- DATA PROVIDED
• • • • •
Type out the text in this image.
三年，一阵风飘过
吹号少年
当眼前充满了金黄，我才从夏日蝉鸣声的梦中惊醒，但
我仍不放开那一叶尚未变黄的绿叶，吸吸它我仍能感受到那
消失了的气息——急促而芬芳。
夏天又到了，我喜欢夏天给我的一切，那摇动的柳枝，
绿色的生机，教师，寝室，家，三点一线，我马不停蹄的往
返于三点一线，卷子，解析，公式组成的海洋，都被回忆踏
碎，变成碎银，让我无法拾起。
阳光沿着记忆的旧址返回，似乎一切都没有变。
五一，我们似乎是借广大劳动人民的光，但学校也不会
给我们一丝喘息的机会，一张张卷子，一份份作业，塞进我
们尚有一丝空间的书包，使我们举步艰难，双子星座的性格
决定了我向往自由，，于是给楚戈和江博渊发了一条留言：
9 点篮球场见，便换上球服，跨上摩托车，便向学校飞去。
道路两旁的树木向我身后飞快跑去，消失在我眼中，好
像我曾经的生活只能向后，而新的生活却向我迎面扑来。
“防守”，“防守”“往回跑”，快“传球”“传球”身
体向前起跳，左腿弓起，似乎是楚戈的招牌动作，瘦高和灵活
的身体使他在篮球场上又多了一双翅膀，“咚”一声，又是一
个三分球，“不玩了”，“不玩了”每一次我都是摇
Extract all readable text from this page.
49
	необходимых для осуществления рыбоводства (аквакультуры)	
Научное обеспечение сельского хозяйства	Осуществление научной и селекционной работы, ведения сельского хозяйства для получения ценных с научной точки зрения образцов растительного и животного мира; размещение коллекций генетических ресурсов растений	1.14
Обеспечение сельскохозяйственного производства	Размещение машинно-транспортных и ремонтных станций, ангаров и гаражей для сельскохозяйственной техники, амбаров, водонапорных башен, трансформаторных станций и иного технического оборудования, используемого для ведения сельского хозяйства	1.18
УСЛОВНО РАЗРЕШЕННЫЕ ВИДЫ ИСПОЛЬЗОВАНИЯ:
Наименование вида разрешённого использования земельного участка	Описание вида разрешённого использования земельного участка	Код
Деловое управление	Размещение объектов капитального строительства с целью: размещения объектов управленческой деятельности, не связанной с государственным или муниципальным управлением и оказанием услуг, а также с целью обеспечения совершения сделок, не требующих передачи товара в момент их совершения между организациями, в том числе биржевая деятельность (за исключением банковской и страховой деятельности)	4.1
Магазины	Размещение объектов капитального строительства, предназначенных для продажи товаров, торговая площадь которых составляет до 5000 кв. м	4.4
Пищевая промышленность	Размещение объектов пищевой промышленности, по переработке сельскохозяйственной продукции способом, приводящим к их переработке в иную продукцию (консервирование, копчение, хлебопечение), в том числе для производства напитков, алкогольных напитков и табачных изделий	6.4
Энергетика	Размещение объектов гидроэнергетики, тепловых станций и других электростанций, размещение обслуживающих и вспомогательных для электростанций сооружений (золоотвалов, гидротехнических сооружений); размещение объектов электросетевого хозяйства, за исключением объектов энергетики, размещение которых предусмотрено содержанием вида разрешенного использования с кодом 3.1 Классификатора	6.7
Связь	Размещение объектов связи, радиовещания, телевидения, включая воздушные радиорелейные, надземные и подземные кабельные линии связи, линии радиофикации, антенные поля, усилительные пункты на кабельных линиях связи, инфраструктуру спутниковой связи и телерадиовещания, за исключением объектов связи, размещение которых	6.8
• • • • •
- GIVEN TASK
In the entries above, find each line with the string "вида" and copy it.

- SOLUTION
Наименование вида разрешённого использования земельного участка	Описание вида разрешённого использования земельного участка	Код
Энергетика	Размещение объектов гидроэнергетики, тепловых станций и других электростанций, размещение обслуживающих и вспомогательных для электростанций сооружений (золоотвалов, гидротехнических сооружений); размещение объектов электросетевого хозяйства, за исключением объектов энергетики, размещение которых предусмотрено содержанием вида разрешенного использования с кодом 3.1 Классификатора	6.7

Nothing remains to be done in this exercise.